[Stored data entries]
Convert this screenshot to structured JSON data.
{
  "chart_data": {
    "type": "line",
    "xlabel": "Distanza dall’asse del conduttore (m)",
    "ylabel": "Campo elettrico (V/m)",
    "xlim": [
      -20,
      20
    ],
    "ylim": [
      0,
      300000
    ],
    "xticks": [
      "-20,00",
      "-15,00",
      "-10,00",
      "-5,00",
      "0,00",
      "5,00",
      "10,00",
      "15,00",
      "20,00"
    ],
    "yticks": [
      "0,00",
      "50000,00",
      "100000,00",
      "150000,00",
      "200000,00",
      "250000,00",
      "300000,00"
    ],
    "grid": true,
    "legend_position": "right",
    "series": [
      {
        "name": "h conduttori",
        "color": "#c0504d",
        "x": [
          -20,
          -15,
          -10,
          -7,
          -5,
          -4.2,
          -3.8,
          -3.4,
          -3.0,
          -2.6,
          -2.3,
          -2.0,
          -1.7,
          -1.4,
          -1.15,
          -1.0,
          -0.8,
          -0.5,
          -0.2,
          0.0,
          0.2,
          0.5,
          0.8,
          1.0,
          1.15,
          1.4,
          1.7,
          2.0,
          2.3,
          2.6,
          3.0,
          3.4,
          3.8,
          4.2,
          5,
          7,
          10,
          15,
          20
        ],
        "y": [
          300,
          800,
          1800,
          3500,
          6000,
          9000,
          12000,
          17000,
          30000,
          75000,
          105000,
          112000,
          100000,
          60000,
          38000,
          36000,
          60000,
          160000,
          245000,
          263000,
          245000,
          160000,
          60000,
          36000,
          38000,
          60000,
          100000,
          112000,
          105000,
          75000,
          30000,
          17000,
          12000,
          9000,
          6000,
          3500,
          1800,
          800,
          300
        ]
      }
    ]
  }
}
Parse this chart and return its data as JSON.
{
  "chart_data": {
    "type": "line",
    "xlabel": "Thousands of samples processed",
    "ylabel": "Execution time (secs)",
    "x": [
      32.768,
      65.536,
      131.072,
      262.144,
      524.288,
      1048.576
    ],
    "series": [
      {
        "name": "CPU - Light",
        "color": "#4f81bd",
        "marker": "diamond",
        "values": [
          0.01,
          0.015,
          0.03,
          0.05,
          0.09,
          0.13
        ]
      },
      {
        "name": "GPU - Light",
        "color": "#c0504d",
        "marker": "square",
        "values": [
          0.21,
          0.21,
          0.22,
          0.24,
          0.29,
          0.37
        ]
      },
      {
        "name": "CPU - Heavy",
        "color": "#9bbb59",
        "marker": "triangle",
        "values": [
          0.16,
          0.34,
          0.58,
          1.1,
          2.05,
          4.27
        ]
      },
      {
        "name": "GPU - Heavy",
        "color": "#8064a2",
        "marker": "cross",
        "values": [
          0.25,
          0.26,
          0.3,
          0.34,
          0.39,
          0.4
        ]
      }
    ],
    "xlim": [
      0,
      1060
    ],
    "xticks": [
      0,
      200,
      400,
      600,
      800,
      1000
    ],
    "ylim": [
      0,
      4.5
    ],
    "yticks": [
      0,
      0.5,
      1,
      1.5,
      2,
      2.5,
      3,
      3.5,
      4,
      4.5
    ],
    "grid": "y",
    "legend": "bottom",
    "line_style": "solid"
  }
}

Task instructions: Which lines hold the word "xlabel"? Copy every one of them.

Output for this exercise:
    "xlabel": "Distanza dall’asse del conduttore (m)",
    "xlabel": "Thousands of samples processed",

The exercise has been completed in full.